### [Given instruction]
Every record here needs to be written out again exactly.

### [Record set]
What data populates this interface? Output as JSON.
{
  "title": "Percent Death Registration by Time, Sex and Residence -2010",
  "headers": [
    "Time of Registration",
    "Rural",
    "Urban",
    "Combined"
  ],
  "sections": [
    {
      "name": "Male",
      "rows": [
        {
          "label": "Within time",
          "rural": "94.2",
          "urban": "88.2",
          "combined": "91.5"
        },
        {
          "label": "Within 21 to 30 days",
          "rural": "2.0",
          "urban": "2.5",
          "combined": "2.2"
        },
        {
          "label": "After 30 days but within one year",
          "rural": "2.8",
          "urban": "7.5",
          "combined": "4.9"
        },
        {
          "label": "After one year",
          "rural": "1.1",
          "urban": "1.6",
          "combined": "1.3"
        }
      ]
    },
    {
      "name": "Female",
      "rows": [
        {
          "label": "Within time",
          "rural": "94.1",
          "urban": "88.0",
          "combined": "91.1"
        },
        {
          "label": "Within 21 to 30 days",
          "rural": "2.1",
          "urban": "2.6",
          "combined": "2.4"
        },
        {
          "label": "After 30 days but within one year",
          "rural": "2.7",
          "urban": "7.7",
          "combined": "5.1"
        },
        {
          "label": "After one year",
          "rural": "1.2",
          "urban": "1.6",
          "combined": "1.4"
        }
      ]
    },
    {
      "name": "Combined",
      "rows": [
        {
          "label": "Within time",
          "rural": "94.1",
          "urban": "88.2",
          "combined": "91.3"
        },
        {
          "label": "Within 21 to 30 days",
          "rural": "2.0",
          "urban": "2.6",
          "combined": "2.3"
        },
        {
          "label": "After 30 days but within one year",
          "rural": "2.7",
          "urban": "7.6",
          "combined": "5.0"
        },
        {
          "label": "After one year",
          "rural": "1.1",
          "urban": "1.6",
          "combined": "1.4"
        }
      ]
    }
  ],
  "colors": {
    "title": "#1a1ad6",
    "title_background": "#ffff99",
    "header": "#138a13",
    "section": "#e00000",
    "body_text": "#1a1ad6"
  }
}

### [Final result]
What data populates this interface? Output as JSON.
{
  "title": "Percent Death Registration by Time, Sex and Residence -2010",
  "headers": [
    "Time of Registration",
    "Rural",
    "Urban",
    "Combined"
  ],
  "sections": [
    {
      "name": "Male",
      "rows": [
        {
          "label": "Within time",
          "rural": "94.2",
          "urban": "88.2",
          "combined": "91.5"
        },
        {
          "label": "Within 21 to 30 days",
          "rural": "2.0",
          "urban": "2.5",
          "combined": "2.2"
        },
        {
          "label": "After 30 days but within one year",
          "rural": "2.8",
          "urban": "7.5",
          "combined": "4.9"
        },
        {
          "label": "After one year",
          "rural": "1.1",
          "urban": "1.6",
          "combined": "1.3"
        }
      ]
    },
    {
      "name": "Female",
      "rows": [
        {
          "label": "Within time",
          "rural": "94.1",
          "urban": "88.0",
          "combined": "91.1"
        },
        {
          "label": "Within 21 to 30 days",
          "rural": "2.1",
          "urban": "2.6",
          "combined": "2.4"
        },
        {
          "label": "After 30 days but within one year",
          "rural": "2.7",
          "urban": "7.7",
          "combined": "5.1"
        },
        {
          "label": "After one year",
          "rural": "1.2",
          "urban": "1.6",
          "combined": "1.4"
        }
      ]
    },
    {
      "name": "Combined",
      "rows": [
        {
          "label": "Within time",
          "rural": "94.1",
          "urban": "88.2",
          "combined": "91.3"
        },
        {
          "label": "Within 21 to 30 days",
          "rural": "2.0",
          "urban": "2.6",
          "combined": "2.3"
        },
        {
          "label": "After 30 days but within one year",
          "rural": "2.7",
          "urban": "7.6",
          "combined": "5.0"
        },
        {
          "label": "After one year",
          "rural": "1.1",
          "urban": "1.6",
          "combined": "1.4"
        }
      ]
    }
  ],
  "colors": {
    "title": "#1a1ad6",
    "title_background": "#ffff99",
    "header": "#138a13",
    "section": "#e00000",
    "body_text": "#1a1ad6"
  }
}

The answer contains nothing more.